DATA LISTING.
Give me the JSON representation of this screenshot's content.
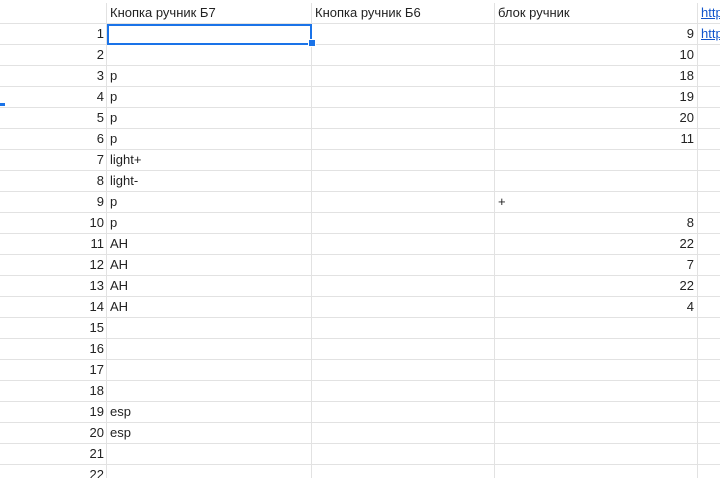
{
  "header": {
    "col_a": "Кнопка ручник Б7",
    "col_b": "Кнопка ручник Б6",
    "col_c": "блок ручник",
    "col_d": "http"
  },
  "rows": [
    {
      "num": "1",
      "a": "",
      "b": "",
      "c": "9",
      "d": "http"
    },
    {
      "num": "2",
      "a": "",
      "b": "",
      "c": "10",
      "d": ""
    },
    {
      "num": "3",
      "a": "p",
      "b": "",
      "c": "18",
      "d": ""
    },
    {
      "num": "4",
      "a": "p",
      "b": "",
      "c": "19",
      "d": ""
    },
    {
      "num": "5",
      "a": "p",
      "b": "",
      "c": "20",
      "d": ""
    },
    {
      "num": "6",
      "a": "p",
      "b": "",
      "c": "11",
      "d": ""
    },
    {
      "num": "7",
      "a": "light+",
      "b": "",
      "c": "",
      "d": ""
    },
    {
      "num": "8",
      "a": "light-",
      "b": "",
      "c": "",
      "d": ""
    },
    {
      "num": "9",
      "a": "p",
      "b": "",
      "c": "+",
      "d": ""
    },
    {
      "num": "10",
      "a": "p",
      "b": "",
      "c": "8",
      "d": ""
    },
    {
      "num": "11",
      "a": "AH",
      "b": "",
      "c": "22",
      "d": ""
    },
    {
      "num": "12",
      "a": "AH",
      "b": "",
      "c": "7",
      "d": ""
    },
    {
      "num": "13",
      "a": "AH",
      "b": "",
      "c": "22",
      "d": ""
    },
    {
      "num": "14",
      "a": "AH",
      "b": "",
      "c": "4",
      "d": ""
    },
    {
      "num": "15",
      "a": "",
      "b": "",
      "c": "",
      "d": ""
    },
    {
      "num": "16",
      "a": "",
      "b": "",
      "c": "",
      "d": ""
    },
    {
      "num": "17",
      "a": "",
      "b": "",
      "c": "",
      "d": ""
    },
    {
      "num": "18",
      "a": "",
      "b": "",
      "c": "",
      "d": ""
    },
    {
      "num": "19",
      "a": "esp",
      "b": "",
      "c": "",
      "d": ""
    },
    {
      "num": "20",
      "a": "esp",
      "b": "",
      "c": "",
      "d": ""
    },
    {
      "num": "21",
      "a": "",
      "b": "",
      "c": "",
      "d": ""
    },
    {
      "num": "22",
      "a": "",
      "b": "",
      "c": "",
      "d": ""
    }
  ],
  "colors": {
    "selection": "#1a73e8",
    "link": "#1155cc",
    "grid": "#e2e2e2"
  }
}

WHAT IS REQUIRED. The entries above should be reproduced exactly, without their pictures.

RESULT FOR THIS TASK.
Give me the JSON representation of this screenshot's content.
{
  "header": {
    "col_a": "Кнопка ручник Б7",
    "col_b": "Кнопка ручник Б6",
    "col_c": "блок ручник",
    "col_d": "http"
  },
  "rows": [
    {
      "num": "1",
      "a": "",
      "b": "",
      "c": "9",
      "d": "http"
    },
    {
      "num": "2",
      "a": "",
      "b": "",
      "c": "10",
      "d": ""
    },
    {
      "num": "3",
      "a": "p",
      "b": "",
      "c": "18",
      "d": ""
    },
    {
      "num": "4",
      "a": "p",
      "b": "",
      "c": "19",
      "d": ""
    },
    {
      "num": "5",
      "a": "p",
      "b": "",
      "c": "20",
      "d": ""
    },
    {
      "num": "6",
      "a": "p",
      "b": "",
      "c": "11",
      "d": ""
    },
    {
      "num": "7",
      "a": "light+",
      "b": "",
      "c": "",
      "d": ""
    },
    {
      "num": "8",
      "a": "light-",
      "b": "",
      "c": "",
      "d": ""
    },
    {
      "num": "9",
      "a": "p",
      "b": "",
      "c": "+",
      "d": ""
    },
    {
      "num": "10",
      "a": "p",
      "b": "",
      "c": "8",
      "d": ""
    },
    {
      "num": "11",
      "a": "AH",
      "b": "",
      "c": "22",
      "d": ""
    },
    {
      "num": "12",
      "a": "AH",
      "b": "",
      "c": "7",
      "d": ""
    },
    {
      "num": "13",
      "a": "AH",
      "b": "",
      "c": "22",
      "d": ""
    },
    {
      "num": "14",
      "a": "AH",
      "b": "",
      "c": "4",
      "d": ""
    },
    {
      "num": "15",
      "a": "",
      "b": "",
      "c": "",
      "d": ""
    },
    {
      "num": "16",
      "a": "",
      "b": "",
      "c": "",
      "d": ""
    },
    {
      "num": "17",
      "a": "",
      "b": "",
      "c": "",
      "d": ""
    },
    {
      "num": "18",
      "a": "",
      "b": "",
      "c": "",
      "d": ""
    },
    {
      "num": "19",
      "a": "esp",
      "b": "",
      "c": "",
      "d": ""
    },
    {
      "num": "20",
      "a": "esp",
      "b": "",
      "c": "",
      "d": ""
    },
    {
      "num": "21",
      "a": "",
      "b": "",
      "c": "",
      "d": ""
    },
    {
      "num": "22",
      "a": "",
      "b": "",
      "c": "",
      "d": ""
    }
  ],
  "colors": {
    "selection": "#1a73e8",
    "link": "#1155cc",
    "grid": "#e2e2e2"
  }
}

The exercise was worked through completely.